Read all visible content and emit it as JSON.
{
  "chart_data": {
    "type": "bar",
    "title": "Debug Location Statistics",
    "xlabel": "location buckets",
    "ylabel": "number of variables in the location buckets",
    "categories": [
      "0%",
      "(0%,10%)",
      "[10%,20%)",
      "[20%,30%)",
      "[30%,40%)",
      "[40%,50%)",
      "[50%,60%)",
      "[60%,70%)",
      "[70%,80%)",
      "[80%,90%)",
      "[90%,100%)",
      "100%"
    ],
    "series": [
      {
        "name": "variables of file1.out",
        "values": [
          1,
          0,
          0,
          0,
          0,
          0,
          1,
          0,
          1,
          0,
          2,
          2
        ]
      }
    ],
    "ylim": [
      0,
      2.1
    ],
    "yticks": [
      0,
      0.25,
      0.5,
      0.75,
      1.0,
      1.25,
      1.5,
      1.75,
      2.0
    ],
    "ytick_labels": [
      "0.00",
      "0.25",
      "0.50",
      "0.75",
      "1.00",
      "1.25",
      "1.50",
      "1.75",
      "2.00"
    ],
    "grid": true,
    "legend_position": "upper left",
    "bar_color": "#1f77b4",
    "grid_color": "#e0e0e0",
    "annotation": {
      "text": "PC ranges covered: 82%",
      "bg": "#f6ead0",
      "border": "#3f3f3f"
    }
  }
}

++++++

Stated goal: Locate the word "variables" in the records above, and return each line that has it.

Solution to the exercise:
    "ylabel": "number of variables in the location buckets",
        "name": "variables of file1.out",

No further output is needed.